Task details – Write out exactly the lines running from the one that contains "Serialize everything readable" through the end of the material.

Source material –
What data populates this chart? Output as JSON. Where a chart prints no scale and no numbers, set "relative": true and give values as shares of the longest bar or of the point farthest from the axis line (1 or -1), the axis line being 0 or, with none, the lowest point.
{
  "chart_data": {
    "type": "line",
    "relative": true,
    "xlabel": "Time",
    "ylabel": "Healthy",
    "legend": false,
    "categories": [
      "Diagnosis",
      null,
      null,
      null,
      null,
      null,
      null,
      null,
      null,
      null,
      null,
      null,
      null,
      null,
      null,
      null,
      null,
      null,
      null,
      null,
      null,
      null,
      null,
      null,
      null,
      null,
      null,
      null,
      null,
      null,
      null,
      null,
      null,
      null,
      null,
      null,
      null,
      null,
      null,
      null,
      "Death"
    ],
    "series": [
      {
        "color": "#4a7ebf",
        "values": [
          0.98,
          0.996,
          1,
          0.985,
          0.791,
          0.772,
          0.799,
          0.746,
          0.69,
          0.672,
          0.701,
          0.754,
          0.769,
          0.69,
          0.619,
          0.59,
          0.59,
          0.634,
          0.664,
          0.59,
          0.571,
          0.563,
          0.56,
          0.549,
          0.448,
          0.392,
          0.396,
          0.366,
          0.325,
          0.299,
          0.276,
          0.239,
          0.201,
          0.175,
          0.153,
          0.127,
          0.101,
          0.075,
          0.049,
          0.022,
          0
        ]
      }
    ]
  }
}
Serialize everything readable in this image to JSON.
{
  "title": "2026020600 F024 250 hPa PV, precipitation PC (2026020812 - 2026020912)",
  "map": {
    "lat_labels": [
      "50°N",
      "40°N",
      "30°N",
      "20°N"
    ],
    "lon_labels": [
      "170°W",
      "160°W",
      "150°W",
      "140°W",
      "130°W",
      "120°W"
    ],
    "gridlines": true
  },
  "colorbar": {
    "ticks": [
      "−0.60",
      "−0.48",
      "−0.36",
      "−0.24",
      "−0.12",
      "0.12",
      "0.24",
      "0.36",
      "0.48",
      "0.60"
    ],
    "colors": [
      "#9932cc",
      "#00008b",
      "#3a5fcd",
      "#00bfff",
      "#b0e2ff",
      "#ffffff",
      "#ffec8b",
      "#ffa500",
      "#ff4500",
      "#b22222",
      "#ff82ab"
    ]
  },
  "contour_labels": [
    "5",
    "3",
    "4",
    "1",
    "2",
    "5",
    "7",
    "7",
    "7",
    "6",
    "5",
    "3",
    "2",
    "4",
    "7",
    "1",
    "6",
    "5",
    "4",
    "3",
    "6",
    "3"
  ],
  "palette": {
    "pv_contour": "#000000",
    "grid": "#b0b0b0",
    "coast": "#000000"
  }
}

Final result –
Serialize everything readable in this image to JSON.
{
  "title": "2026020600 F024 250 hPa PV, precipitation PC (2026020812 - 2026020912)",
  "map": {
    "lat_labels": [
      "50°N",
      "40°N",
      "30°N",
      "20°N"
    ],
    "lon_labels": [
      "170°W",
      "160°W",
      "150°W",
      "140°W",
      "130°W",
      "120°W"
    ],
    "gridlines": true
  },
  "colorbar": {
    "ticks": [
      "−0.60",
      "−0.48",
      "−0.36",
      "−0.24",
      "−0.12",
      "0.12",
      "0.24",
      "0.36",
      "0.48",
      "0.60"
    ],
    "colors": [
      "#9932cc",
      "#00008b",
      "#3a5fcd",
      "#00bfff",
      "#b0e2ff",
      "#ffffff",
      "#ffec8b",
      "#ffa500",
      "#ff4500",
      "#b22222",
      "#ff82ab"
    ]
  },
  "contour_labels": [
    "5",
    "3",
    "4",
    "1",
    "2",
    "5",
    "7",
    "7",
    "7",
    "6",
    "5",
    "3",
    "2",
    "4",
    "7",
    "1",
    "6",
    "5",
    "4",
    "3",
    "6",
    "3"
  ],
  "palette": {
    "pv_contour": "#000000",
    "grid": "#b0b0b0",
    "coast": "#000000"
  }
}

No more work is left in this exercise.